THE EXERCISE: Restate the records in their entirety, word for word.
___ RECORDS PROVIDED ___
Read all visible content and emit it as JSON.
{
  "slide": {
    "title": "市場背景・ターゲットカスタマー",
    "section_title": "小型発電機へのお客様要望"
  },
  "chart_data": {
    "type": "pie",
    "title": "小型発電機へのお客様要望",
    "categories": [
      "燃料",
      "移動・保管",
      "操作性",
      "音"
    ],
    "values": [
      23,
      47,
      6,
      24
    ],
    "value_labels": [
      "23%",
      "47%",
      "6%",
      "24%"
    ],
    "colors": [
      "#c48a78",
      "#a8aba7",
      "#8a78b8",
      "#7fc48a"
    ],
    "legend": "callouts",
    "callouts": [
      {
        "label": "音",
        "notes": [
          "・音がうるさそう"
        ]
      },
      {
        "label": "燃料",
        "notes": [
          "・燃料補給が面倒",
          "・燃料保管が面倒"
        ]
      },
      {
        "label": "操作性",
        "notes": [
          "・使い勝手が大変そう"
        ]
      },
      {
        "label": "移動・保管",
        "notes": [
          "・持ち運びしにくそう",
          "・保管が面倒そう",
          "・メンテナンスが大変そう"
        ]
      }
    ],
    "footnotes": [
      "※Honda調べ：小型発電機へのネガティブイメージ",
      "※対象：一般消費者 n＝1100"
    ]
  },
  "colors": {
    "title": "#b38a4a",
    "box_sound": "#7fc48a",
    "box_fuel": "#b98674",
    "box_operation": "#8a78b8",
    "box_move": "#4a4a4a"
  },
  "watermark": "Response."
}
___
RESULT BELOW:
Read all visible content and emit it as JSON.
{
  "slide": {
    "title": "市場背景・ターゲットカスタマー",
    "section_title": "小型発電機へのお客様要望"
  },
  "chart_data": {
    "type": "pie",
    "title": "小型発電機へのお客様要望",
    "categories": [
      "燃料",
      "移動・保管",
      "操作性",
      "音"
    ],
    "values": [
      23,
      47,
      6,
      24
    ],
    "value_labels": [
      "23%",
      "47%",
      "6%",
      "24%"
    ],
    "colors": [
      "#c48a78",
      "#a8aba7",
      "#8a78b8",
      "#7fc48a"
    ],
    "legend": "callouts",
    "callouts": [
      {
        "label": "音",
        "notes": [
          "・音がうるさそう"
        ]
      },
      {
        "label": "燃料",
        "notes": [
          "・燃料補給が面倒",
          "・燃料保管が面倒"
        ]
      },
      {
        "label": "操作性",
        "notes": [
          "・使い勝手が大変そう"
        ]
      },
      {
        "label": "移動・保管",
        "notes": [
          "・持ち運びしにくそう",
          "・保管が面倒そう",
          "・メンテナンスが大変そう"
        ]
      }
    ],
    "footnotes": [
      "※Honda調べ：小型発電機へのネガティブイメージ",
      "※対象：一般消費者 n＝1100"
    ]
  },
  "colors": {
    "title": "#b38a4a",
    "box_sound": "#7fc48a",
    "box_fuel": "#b98674",
    "box_operation": "#8a78b8",
    "box_move": "#4a4a4a"
  },
  "watermark": "Response."
}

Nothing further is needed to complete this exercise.